(Task objective):
Copy out the stretch from "scale-label-6: .70 <box>583 275 607 294</box>" through "scale-label-8: .90 <box>642 375 666 394</box>", replacing "gauge-tick" with "dial-tick" wherever it occurs and leaving everything else unchanged.

(Annotated element listings):
_ _ _ _
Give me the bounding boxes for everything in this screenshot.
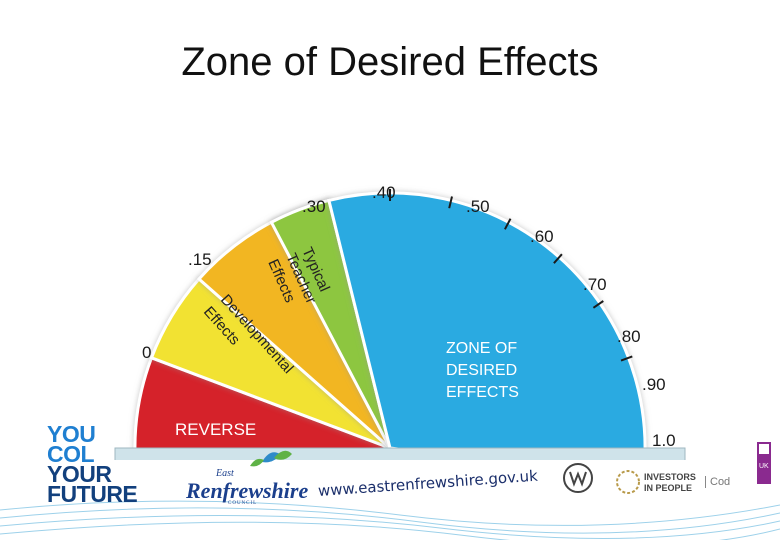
scale-label-6: .70 <box>583 275 607 294</box>
gauge-base-bar <box>114 447 686 460</box>
logo-line-1: YOU <box>47 421 96 447</box>
gauge-tick-3 <box>553 253 563 264</box>
gauge-tick-5 <box>620 355 633 362</box>
logo-line-4: FUTURE <box>47 481 138 507</box>
scale-label-7: .80 <box>617 327 641 346</box>
slide-title: Zone of Desired Effects <box>181 40 599 84</box>
scale-label-8: .90 <box>642 375 666 394</box>
segment-label-reverse: REVERSE <box>175 420 256 439</box>
desired-effects-gauge: 0.15.30.40.50.60.70.80.90 1.0 REVERSE Devel… <box>110 160 690 460</box>
your-future-logo: YOU COL YOUR FUTURE <box>47 421 167 507</box>
scale-label-0: 0 <box>142 343 151 362</box>
gauge-chart: 0.15.30.40.50.60.70.80.901.0REVERSEDevel… <box>114 183 686 460</box>
scale-label-1: .15 <box>188 250 212 269</box>
council-east: East <box>216 468 234 479</box>
standards-badge-icon <box>563 463 593 493</box>
laurel-wreath-icon <box>616 470 640 494</box>
leaf-logo-icon <box>250 450 292 467</box>
logo-line-3: YOUR <box>47 461 112 487</box>
scale-label-3: .40 <box>372 183 396 202</box>
uk-badge-text: UK <box>759 463 769 470</box>
footer-wave-lines <box>0 500 780 540</box>
scale-label-5: .60 <box>530 227 554 246</box>
logo-line-2: COL <box>47 441 95 467</box>
scale-label-2: .30 <box>302 197 326 216</box>
iip-line-2: IN PEOPLE <box>644 483 693 493</box>
council-sub: COUNCIL <box>228 501 258 506</box>
segment-label-zone-1: ZONE OF <box>446 340 517 357</box>
council-name: Renfrewshire <box>186 478 309 503</box>
investors-in-people-logo: INVESTORS IN PEOPLE <box>644 472 696 494</box>
uk-badge-icon <box>757 442 771 484</box>
footer: UK <box>0 410 780 540</box>
cod-label: Cod <box>705 476 730 488</box>
gauge-tick-4 <box>592 300 604 309</box>
footer-graphics: UK <box>0 442 780 540</box>
gauge-tick-2 <box>504 218 512 230</box>
segment-label-zone-3: EFFECTS <box>446 384 519 401</box>
scale-label-4: .50 <box>466 197 490 216</box>
gauge-tick-1 <box>448 196 453 209</box>
segment-label-zone-2: DESIRED <box>446 362 517 379</box>
scale-label-9: 1.0 <box>652 431 676 450</box>
iip-line-1: INVESTORS <box>644 472 696 482</box>
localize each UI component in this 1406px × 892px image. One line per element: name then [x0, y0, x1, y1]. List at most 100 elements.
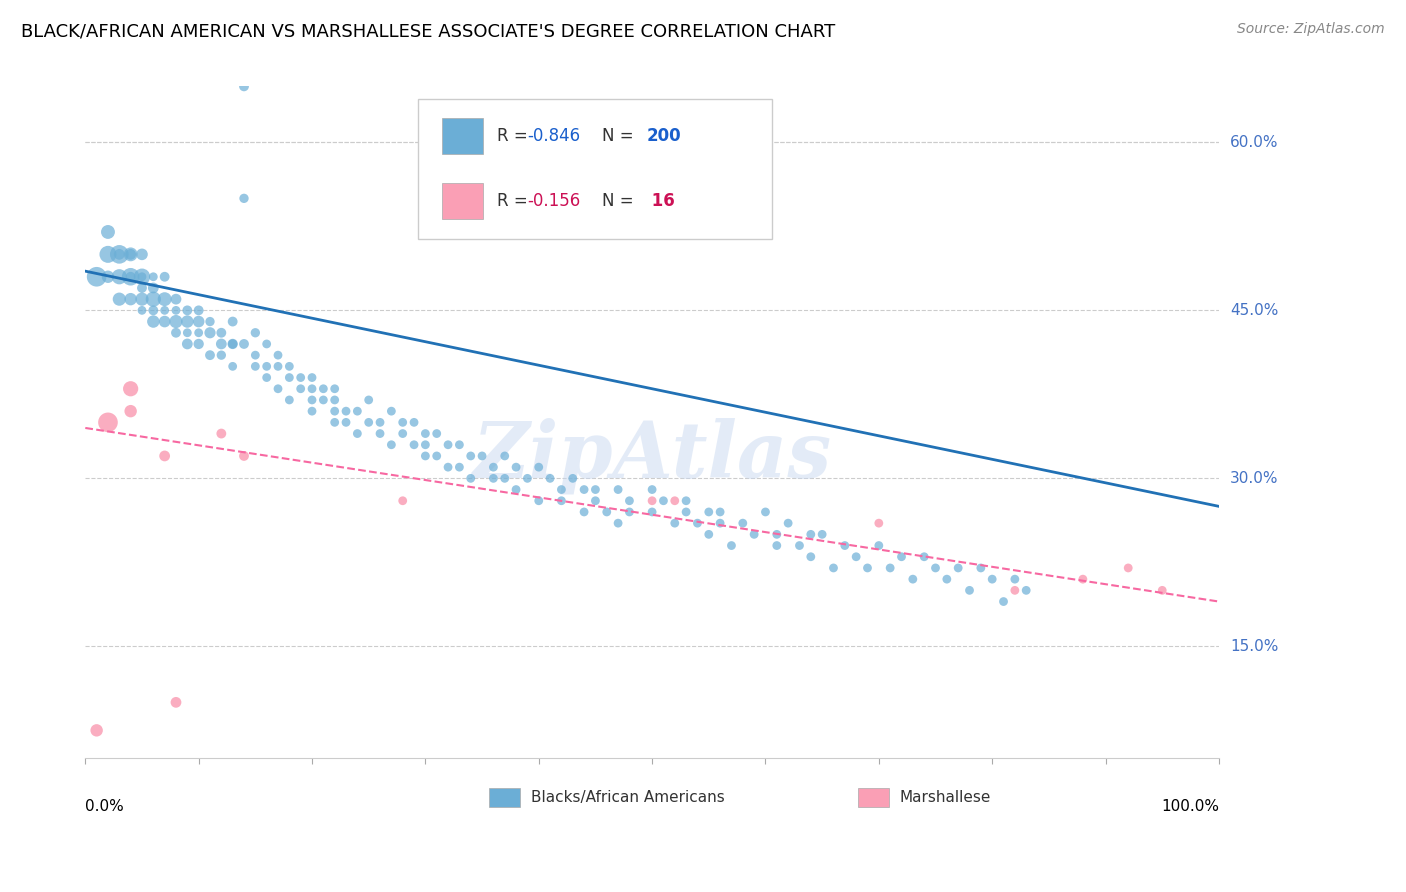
_ _ _ _
(Response to the task):
scale-label-6: .70 <box>583 275 607 294</box>
gauge-base-bar <box>114 447 686 460</box>
logo-line-1: YOU <box>47 421 96 447</box>
dial-tick-3 <box>553 253 563 264</box>
dial-tick-5 <box>620 355 633 362</box>
logo-line-4: FUTURE <box>47 481 138 507</box>
scale-label-7: .80 <box>617 327 641 346</box>
slide-title: Zone of Desired Effects <box>181 40 599 84</box>
scale-label-8: .90 <box>642 375 666 394</box>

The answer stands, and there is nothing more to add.